New issue

Have a question about this project? Sign up for a free GitHub account to open an issue and contact its maintainers and the community.

By clicking “Sign up for GitHub”, you agree to our terms of service and privacy statement. We’ll occasionally send you account related emails.

Already on GitHub? Sign in to your account

runtime: floating point error panic #15234

Open
sirnewton01 opened this Issue Apr 11, 2016 · 14 comments

Comments

Projects
None yet
5 participants
@sirnewton01
Contributor

sirnewton01 commented Apr 11, 2016

  1. What version of Go are you using (go version)?
    1.5.3
  2. What operating system and processor architecture are you using (go env)?
    plan9/386
  3. What did you do?
    I am building go 1.5.3 on plan9 (latest 9front) 386 bootstrapping it from a build of go 1.4 on the system. I set the GOROOT_BOOTSTRAP variable and run the make.rc script.
  4. What did you expect to see?
    I expected that the bootstrapping process would allow me to build go 1.5.3.
  5. What did you see instead?

→ **Extracted records**:
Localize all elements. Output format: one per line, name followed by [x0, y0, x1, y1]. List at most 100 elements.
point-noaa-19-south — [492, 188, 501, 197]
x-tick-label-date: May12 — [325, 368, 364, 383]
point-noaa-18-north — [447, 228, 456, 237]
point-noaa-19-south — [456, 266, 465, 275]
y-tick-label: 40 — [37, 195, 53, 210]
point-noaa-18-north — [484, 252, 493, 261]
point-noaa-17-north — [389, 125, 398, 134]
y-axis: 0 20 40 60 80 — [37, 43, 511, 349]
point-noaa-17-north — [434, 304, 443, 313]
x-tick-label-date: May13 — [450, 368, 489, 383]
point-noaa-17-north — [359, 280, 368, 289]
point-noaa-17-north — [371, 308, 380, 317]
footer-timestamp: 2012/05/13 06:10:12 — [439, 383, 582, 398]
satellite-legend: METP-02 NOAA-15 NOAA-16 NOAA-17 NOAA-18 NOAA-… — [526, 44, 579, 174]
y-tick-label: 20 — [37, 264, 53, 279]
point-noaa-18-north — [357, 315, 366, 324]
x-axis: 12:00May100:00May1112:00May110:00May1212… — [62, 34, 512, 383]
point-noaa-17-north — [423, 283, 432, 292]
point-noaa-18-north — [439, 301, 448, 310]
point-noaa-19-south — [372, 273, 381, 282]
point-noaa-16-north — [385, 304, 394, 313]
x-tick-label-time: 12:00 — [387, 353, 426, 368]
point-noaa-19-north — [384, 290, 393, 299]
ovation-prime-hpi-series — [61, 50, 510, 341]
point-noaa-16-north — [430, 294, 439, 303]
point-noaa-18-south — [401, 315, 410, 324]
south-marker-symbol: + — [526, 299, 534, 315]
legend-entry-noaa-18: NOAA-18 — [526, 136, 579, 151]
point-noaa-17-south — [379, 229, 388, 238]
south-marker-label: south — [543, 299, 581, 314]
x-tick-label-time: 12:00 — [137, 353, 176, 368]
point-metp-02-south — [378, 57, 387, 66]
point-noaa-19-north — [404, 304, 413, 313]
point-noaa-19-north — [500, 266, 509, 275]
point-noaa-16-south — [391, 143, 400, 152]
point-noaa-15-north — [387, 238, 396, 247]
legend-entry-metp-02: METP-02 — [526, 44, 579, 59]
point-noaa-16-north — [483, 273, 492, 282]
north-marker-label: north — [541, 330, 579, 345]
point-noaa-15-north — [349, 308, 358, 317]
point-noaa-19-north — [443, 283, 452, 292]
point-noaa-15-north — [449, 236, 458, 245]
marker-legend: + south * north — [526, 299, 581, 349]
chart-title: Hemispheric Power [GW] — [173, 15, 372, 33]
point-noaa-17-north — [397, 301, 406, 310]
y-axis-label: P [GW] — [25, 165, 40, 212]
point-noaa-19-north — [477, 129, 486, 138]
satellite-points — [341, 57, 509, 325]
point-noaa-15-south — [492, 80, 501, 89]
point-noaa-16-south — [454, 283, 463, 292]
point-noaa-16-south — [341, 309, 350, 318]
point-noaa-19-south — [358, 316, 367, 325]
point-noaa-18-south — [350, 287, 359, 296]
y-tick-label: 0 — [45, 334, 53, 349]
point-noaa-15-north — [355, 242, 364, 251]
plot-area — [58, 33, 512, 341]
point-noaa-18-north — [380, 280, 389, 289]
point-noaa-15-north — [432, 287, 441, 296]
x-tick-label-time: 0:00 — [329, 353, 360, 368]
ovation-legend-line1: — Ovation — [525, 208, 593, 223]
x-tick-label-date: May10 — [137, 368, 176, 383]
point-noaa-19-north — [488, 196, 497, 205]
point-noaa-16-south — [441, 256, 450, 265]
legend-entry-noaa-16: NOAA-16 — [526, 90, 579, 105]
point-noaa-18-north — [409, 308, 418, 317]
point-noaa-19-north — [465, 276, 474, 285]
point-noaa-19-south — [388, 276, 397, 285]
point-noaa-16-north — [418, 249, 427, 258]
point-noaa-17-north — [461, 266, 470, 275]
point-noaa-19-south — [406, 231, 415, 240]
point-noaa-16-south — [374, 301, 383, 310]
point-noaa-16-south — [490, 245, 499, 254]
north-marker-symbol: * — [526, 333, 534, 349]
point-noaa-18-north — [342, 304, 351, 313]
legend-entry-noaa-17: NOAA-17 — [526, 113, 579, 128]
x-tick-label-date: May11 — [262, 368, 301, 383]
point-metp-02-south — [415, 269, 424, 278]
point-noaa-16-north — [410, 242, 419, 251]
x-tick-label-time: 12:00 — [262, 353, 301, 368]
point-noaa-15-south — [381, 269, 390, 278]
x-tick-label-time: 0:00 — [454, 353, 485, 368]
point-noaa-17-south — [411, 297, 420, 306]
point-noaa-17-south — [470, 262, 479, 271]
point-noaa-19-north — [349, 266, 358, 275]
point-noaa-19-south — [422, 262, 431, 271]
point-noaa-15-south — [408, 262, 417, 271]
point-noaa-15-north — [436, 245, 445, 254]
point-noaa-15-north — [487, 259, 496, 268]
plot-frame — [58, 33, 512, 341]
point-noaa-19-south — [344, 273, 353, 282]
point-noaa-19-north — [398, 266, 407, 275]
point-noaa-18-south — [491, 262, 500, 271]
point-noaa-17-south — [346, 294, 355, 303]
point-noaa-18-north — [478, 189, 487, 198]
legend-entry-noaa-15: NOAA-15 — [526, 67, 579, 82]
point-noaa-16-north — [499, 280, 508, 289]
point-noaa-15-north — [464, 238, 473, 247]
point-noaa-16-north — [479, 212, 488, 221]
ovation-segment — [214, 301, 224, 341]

→ **Set of tasks**:
1 – In the GitHub issue on the runtime floating point error panic, which Go version was built on the system to bootstrap the build of Go 1.5.3?
2 – Extend the GitHub issue on the runtime floating point error panic, starting right after its last line, "What did you see instead?"
The listing is taken from a different source than the GitHub issue on the runtime floating point error panic.

→ **Answers for each item**:
1 – Go 1.4

2 –
    Part way through building go 1.5 there are floating point error panics thrown that stop the build. I see a virtually identical stack as mentioned in this email thread:
    https://www.mail-archive.com/9fans@9fans.net/msg34991.html

Here are the results of my initial investigation so far:

I temporarily worked around that particular problem by changing the code and ran into another floating point error later on in the build process.

I managed to create and build a simple Go program that passes with the 1.4 compiler and fails with the 1.5 compiler (built enough to test it). The failure panic is very similar to what I saw in the link above ("floating point error").
http://play.golang.org/p/rtYF4uasa2

I modified the 1.5 compiler slightly to try to get a better idea of the note sent to the process that resulted in the internal _SIGFLOAT. Here is the full panic with the note text sent from the operating system:

sys: fp: precision loss fppc=0x1098 status=0x20 pc=0x00001098
PC=0x1098

groutine 1 [running]:
main.main()
/usr/glenda/tmp/test.go:7 +0x38 fp=0x102e9f88 sp=0x102e9f44
runtime.main()
/usr/glenda/go1.5/go/src/runtime/proc.go:111 +0x272 fp=0x102e9fb0 sp=0x102e9f88
runtime.goexit()
/usr/glenda/go1.5/go/src/runtime/asm_386.s:1662 +0x1 fp=0x102e9fb4 sp=0x102e9fb0

ax 0x102540e0
bx 0x0
cx 0x102540e0
dx 0x20
di 0x10252be4
si 0x10294068
bp 0x137ac0
sp 0x102e9f44
pc 0x1098
flags 0x10206
cs 0x23
fs 0x0
gs 0x0

I disassembled the main function in both the 1.4 version and the 1.5 version:
1.4:
runtime.text+0xf 0x0000102f JHI runtime.text+0x18(SB)
runtime.text+0x11 0x00001031 CALL runtime.morestack_noctxt(SB)
runtime.text+0x16 0x00001036 JMP runtime.text(SB)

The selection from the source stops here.